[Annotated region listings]
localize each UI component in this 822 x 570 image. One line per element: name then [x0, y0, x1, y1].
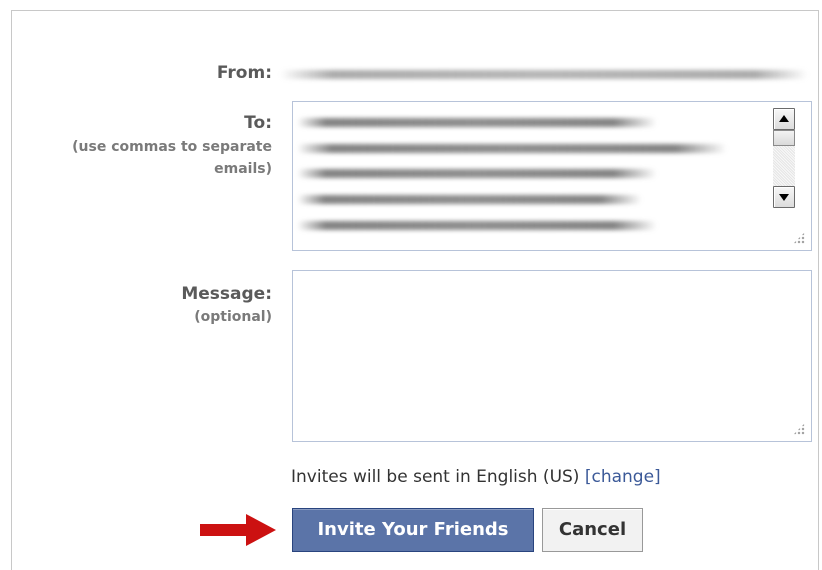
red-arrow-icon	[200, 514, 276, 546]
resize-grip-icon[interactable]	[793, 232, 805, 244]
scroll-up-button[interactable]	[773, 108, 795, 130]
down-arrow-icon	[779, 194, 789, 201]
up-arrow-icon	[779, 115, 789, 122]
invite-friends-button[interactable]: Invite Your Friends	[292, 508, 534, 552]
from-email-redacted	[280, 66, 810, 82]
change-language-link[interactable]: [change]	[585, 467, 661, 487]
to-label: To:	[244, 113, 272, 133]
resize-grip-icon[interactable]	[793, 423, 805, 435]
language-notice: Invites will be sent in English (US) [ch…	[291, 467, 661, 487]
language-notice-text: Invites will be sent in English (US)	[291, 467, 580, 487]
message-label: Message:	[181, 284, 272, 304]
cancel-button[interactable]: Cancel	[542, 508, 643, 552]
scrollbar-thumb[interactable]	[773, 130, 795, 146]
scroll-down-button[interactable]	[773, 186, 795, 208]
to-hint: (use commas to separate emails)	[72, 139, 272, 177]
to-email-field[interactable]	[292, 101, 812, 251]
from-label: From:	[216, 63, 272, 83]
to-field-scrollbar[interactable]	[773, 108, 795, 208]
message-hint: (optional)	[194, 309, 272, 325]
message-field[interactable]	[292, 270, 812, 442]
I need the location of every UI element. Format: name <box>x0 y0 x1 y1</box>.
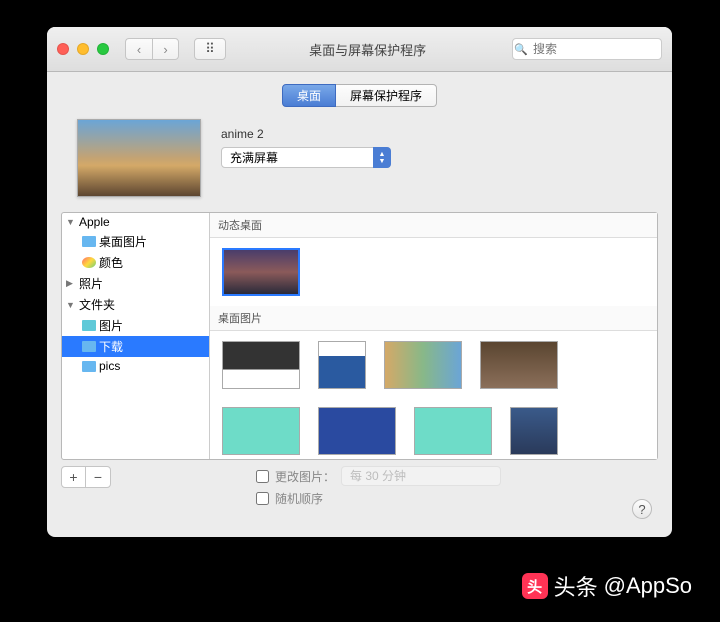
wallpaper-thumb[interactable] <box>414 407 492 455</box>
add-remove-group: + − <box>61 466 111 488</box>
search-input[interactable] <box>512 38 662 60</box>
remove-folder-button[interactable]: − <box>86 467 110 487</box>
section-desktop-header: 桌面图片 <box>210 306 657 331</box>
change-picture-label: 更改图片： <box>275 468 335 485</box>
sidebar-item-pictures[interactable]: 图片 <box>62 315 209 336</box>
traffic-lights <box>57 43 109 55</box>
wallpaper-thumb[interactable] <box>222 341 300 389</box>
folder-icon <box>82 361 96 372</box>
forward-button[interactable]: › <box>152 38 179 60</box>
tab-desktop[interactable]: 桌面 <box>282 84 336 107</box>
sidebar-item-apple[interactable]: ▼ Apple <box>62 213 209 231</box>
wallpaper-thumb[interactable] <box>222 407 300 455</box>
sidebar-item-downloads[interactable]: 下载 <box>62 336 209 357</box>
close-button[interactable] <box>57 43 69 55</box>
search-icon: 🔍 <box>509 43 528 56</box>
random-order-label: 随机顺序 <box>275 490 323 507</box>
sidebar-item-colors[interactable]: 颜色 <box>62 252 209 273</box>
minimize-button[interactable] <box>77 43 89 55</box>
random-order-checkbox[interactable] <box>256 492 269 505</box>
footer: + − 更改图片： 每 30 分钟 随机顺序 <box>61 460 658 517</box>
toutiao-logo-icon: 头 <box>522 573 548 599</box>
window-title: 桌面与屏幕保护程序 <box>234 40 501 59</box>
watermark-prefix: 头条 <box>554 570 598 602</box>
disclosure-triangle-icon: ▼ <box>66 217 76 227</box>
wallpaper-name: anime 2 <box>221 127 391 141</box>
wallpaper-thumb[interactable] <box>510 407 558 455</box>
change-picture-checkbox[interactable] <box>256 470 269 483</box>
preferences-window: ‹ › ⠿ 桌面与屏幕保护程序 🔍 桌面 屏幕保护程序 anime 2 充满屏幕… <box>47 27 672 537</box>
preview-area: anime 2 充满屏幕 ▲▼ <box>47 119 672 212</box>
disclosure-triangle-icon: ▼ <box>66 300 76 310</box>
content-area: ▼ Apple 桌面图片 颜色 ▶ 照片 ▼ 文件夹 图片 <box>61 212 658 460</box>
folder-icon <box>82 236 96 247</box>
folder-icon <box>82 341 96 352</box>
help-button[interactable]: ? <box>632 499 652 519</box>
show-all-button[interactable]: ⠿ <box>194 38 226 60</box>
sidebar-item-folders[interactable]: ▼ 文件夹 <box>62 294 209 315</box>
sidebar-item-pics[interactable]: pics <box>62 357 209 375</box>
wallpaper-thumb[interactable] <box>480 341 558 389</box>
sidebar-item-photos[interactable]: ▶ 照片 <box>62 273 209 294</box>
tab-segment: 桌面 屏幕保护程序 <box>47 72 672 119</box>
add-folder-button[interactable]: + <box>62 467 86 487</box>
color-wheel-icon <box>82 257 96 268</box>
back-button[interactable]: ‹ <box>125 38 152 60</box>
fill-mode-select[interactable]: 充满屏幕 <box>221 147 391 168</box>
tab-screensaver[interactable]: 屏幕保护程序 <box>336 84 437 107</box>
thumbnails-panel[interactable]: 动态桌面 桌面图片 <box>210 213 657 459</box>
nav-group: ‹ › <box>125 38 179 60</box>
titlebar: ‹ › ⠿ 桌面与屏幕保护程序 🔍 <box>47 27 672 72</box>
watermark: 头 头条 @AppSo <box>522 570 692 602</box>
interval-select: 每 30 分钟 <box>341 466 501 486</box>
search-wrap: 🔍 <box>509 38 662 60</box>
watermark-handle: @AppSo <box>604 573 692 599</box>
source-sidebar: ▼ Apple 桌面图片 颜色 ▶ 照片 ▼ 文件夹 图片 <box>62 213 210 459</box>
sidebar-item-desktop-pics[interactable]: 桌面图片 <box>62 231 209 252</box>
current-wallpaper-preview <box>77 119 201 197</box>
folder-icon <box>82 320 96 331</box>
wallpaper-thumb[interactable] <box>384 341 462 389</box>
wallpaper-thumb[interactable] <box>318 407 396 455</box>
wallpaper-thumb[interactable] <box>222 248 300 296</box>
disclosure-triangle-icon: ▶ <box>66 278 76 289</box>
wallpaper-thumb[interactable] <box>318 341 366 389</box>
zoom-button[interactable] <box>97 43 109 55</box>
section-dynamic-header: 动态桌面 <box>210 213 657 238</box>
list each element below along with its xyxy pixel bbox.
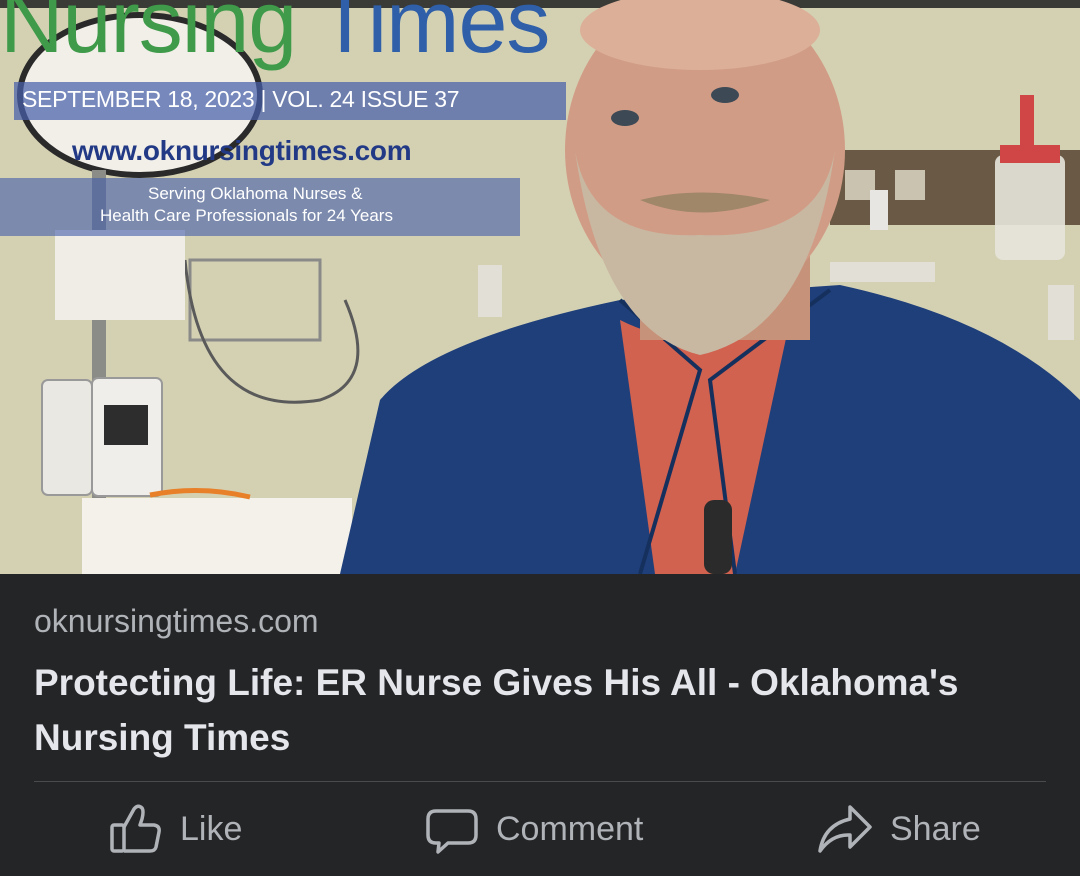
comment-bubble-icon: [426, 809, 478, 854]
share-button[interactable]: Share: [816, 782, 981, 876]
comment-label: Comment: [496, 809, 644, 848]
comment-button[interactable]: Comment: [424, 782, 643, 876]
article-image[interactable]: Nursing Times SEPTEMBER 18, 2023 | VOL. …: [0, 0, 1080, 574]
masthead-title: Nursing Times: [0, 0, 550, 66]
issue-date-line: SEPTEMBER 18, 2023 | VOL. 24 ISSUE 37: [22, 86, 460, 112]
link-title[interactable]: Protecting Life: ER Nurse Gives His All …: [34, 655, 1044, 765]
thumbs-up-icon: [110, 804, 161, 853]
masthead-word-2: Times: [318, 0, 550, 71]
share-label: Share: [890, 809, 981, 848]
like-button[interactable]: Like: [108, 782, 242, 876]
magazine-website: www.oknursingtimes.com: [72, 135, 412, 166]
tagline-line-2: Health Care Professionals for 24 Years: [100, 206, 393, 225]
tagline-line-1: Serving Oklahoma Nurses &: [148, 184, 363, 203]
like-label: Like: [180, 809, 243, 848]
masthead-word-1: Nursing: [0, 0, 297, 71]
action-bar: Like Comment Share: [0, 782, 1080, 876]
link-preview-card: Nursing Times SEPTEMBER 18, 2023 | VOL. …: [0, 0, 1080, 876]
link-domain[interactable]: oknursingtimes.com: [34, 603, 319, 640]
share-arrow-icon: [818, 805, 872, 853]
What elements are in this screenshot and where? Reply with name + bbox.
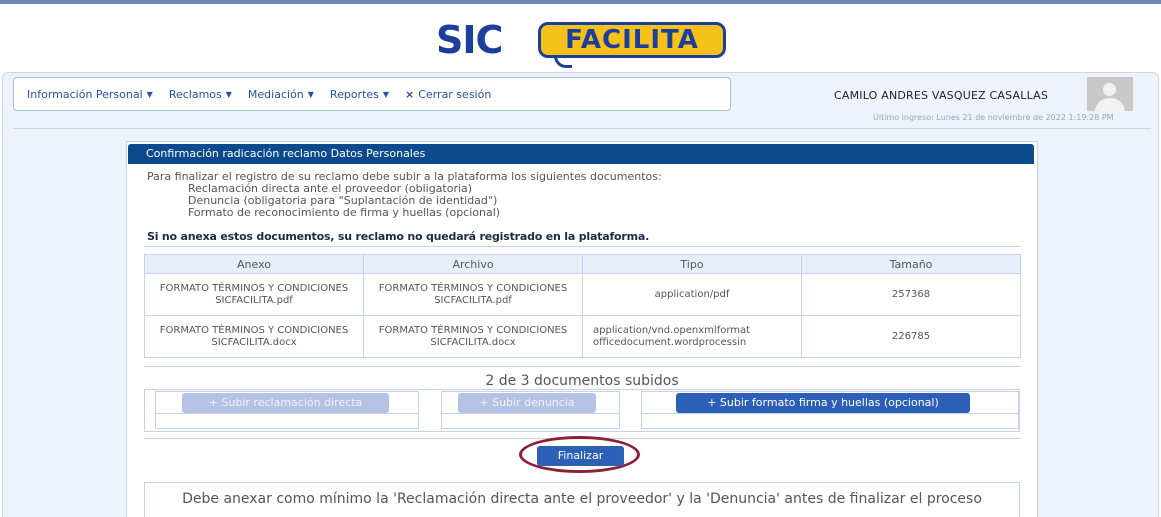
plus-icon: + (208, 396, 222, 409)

--- Required work ---
Return all of the data above unchanged, line for line, but omit the pictures.

--- Reply ---
localize each UI component in this 822 x 570 image. One line per element: name then [x0, y0, x1, y1].
red-arrow-icon	[200, 514, 276, 546]
resize-grip-icon[interactable]	[793, 232, 805, 244]
scroll-up-button[interactable]	[773, 108, 795, 130]
down-arrow-icon	[779, 194, 789, 201]
up-arrow-icon	[779, 115, 789, 122]
invite-friends-button[interactable]: Invite Your Friends	[292, 508, 534, 552]
from-email-redacted	[280, 66, 810, 82]
change-language-link[interactable]: [change]	[585, 467, 661, 487]
to-label: To:	[244, 113, 272, 133]
resize-grip-icon[interactable]	[793, 423, 805, 435]
language-notice: Invites will be sent in English (US) [ch…	[291, 467, 661, 487]
language-notice-text: Invites will be sent in English (US)	[291, 467, 580, 487]
message-label: Message:	[181, 284, 272, 304]
cancel-button[interactable]: Cancel	[542, 508, 643, 552]
scrollbar-thumb[interactable]	[773, 130, 795, 146]
scroll-down-button[interactable]	[773, 186, 795, 208]
to-hint: (use commas to separate emails)	[72, 139, 272, 177]
to-email-field[interactable]	[292, 101, 812, 251]
from-label: From:	[216, 63, 272, 83]
to-field-scrollbar[interactable]	[773, 108, 795, 208]
message-hint: (optional)	[194, 309, 272, 325]
message-field[interactable]	[292, 270, 812, 442]
I need the location of every UI element. Format: name <box>x0 y0 x1 y1</box>.
wallpaper-thumb[interactable] <box>414 407 492 455</box>
add-remove-group: + − <box>61 466 111 488</box>
search-input[interactable] <box>512 38 662 60</box>
remove-folder-button[interactable]: − <box>86 467 110 487</box>
section-desktop-header: 桌面图片 <box>210 306 657 331</box>
change-picture-label: 更改图片： <box>275 468 335 485</box>
sidebar-item-pictures[interactable]: 图片 <box>62 315 209 336</box>
traffic-lights <box>57 43 109 55</box>
wallpaper-thumb[interactable] <box>222 341 300 389</box>
folder-icon <box>82 361 96 372</box>
forward-button[interactable]: › <box>152 38 179 60</box>
tab-desktop[interactable]: 桌面 <box>282 84 336 107</box>
sidebar-item-apple[interactable]: ▼ Apple <box>62 213 209 231</box>
wallpaper-thumb[interactable] <box>222 407 300 455</box>
sidebar-item-downloads[interactable]: 下载 <box>62 336 209 357</box>
close-button[interactable] <box>57 43 69 55</box>
search-icon: 🔍 <box>509 43 528 56</box>
random-order-label: 随机顺序 <box>275 490 323 507</box>
sidebar-item-colors[interactable]: 颜色 <box>62 252 209 273</box>
minimize-button[interactable] <box>77 43 89 55</box>
random-order-checkbox[interactable] <box>256 492 269 505</box>
footer: + − 更改图片： 每 30 分钟 随机顺序 <box>61 460 658 517</box>
toutiao-logo-icon: 头 <box>522 573 548 599</box>
window-title: 桌面与屏幕保护程序 <box>234 40 501 59</box>
watermark-prefix: 头条 <box>554 570 598 602</box>
disclosure-triangle-icon: ▼ <box>66 217 76 227</box>
wallpaper-name: anime 2 <box>221 127 391 141</box>
wallpaper-thumb[interactable] <box>510 407 558 455</box>
change-picture-checkbox[interactable] <box>256 470 269 483</box>
preferences-window: ‹ › ⠿ 桌面与屏幕保护程序 🔍 桌面 屏幕保护程序 anime 2 充满屏幕… <box>47 27 672 537</box>
preview-area: anime 2 充满屏幕 ▲▼ <box>47 119 672 212</box>
disclosure-triangle-icon: ▼ <box>66 300 76 310</box>
content-area: ▼ Apple 桌面图片 颜色 ▶ 照片 ▼ 文件夹 图片 <box>61 212 658 460</box>
folder-icon <box>82 236 96 247</box>
folder-icon <box>82 341 96 352</box>
help-button[interactable]: ? <box>632 499 652 519</box>
show-all-button[interactable]: ⠿ <box>194 38 226 60</box>
sidebar-item-folders[interactable]: ▼ 文件夹 <box>62 294 209 315</box>
sidebar-item-pics[interactable]: pics <box>62 357 209 375</box>
wallpaper-thumb[interactable] <box>480 341 558 389</box>
sidebar-item-photos[interactable]: ▶ 照片 <box>62 273 209 294</box>
tab-segment: 桌面 屏幕保护程序 <box>47 72 672 119</box>
add-folder-button[interactable]: + <box>62 467 86 487</box>
color-wheel-icon <box>82 257 96 268</box>
back-button[interactable]: ‹ <box>125 38 152 60</box>
fill-mode-select[interactable]: 充满屏幕 <box>221 147 391 168</box>
tab-screensaver[interactable]: 屏幕保护程序 <box>336 84 437 107</box>
thumbnails-panel[interactable]: 动态桌面 桌面图片 <box>210 213 657 459</box>
nav-group: ‹ › <box>125 38 179 60</box>
titlebar: ‹ › ⠿ 桌面与屏幕保护程序 🔍 <box>47 27 672 72</box>
watermark: 头 头条 @AppSo <box>522 570 692 602</box>
interval-select: 每 30 分钟 <box>341 466 501 486</box>
search-wrap: 🔍 <box>509 38 662 60</box>
watermark-handle: @AppSo <box>604 573 692 599</box>
source-sidebar: ▼ Apple 桌面图片 颜色 ▶ 照片 ▼ 文件夹 图片 <box>62 213 210 459</box>
sidebar-item-desktop-pics[interactable]: 桌面图片 <box>62 231 209 252</box>
current-wallpaper-preview <box>77 119 201 197</box>
folder-icon <box>82 320 96 331</box>
wallpaper-thumb[interactable] <box>384 341 462 389</box>
wallpaper-thumb[interactable] <box>318 407 396 455</box>
wallpaper-thumb[interactable] <box>222 248 300 296</box>
disclosure-triangle-icon: ▶ <box>66 278 76 289</box>
wallpaper-thumb[interactable] <box>318 341 366 389</box>
zoom-button[interactable] <box>97 43 109 55</box>
section-dynamic-header: 动态桌面 <box>210 213 657 238</box>
list each element below along with its xyxy pixel bbox.
comment-bubble-icon: [426, 809, 478, 854]
share-button[interactable]: Share: [816, 782, 981, 876]
comment-label: Comment: [496, 809, 644, 848]
comment-button[interactable]: Comment: [424, 782, 643, 876]
article-image[interactable]: Nursing Times SEPTEMBER 18, 2023 | VOL. …: [0, 0, 1080, 574]
masthead-title: Nursing Times: [0, 0, 550, 66]
issue-date-line: SEPTEMBER 18, 2023 | VOL. 24 ISSUE 37: [22, 86, 460, 112]
link-title[interactable]: Protecting Life: ER Nurse Gives His All …: [34, 655, 1044, 765]
thumbs-up-icon: [110, 804, 161, 853]
masthead-word-2: Times: [318, 0, 550, 71]
share-label: Share: [890, 809, 981, 848]
like-button[interactable]: Like: [108, 782, 242, 876]
magazine-website: www.oknursingtimes.com: [72, 135, 412, 166]
tagline-line-2: Health Care Professionals for 24 Years: [100, 206, 393, 225]
tagline-line-1: Serving Oklahoma Nurses &: [148, 184, 363, 203]
like-label: Like: [180, 809, 243, 848]
masthead-word-1: Nursing: [0, 0, 297, 71]
action-bar: Like Comment Share: [0, 782, 1080, 876]
link-preview-card: Nursing Times SEPTEMBER 18, 2023 | VOL. …: [0, 0, 1080, 876]
link-domain[interactable]: oknursingtimes.com: [34, 603, 319, 640]
share-arrow-icon: [818, 805, 872, 853]
What elements are in this screenshot and where? Reply with name + bbox.
plus-icon: + (208, 396, 222, 409)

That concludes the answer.